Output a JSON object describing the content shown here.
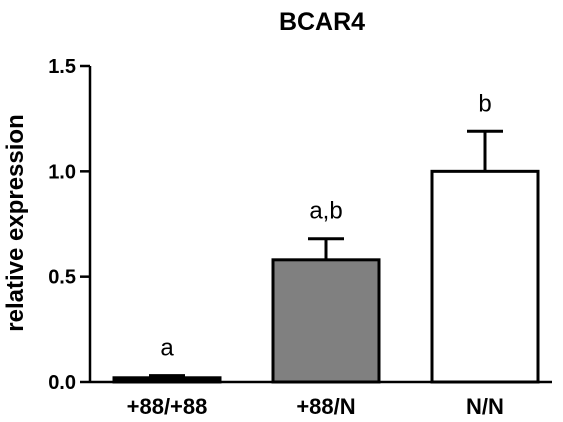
{
  "chart_data": {
    "type": "bar",
    "title": "BCAR4",
    "xlabel": "",
    "ylabel": "relative expression",
    "ylim": [
      0,
      1.5
    ],
    "yticks": [
      "0.0",
      "0.5",
      "1.0",
      "1.5"
    ],
    "categories": [
      "+88/+88",
      "+88/N",
      "N/N"
    ],
    "values": [
      0.02,
      0.58,
      1.0
    ],
    "errors": [
      0.01,
      0.1,
      0.19
    ],
    "significance": [
      "a",
      "a,b",
      "b"
    ],
    "bar_colors": [
      "#000000",
      "#808080",
      "#ffffff"
    ],
    "grid": false
  }
}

Exercise brief >> Reproduce the data above in full, exactly as it is, with the pictures left out.

Output for this exercise >>
Output a JSON object describing the content shown here.
{
  "chart_data": {
    "type": "bar",
    "title": "BCAR4",
    "xlabel": "",
    "ylabel": "relative expression",
    "ylim": [
      0,
      1.5
    ],
    "yticks": [
      "0.0",
      "0.5",
      "1.0",
      "1.5"
    ],
    "categories": [
      "+88/+88",
      "+88/N",
      "N/N"
    ],
    "values": [
      0.02,
      0.58,
      1.0
    ],
    "errors": [
      0.01,
      0.1,
      0.19
    ],
    "significance": [
      "a",
      "a,b",
      "b"
    ],
    "bar_colors": [
      "#000000",
      "#808080",
      "#ffffff"
    ],
    "grid": false
  }
}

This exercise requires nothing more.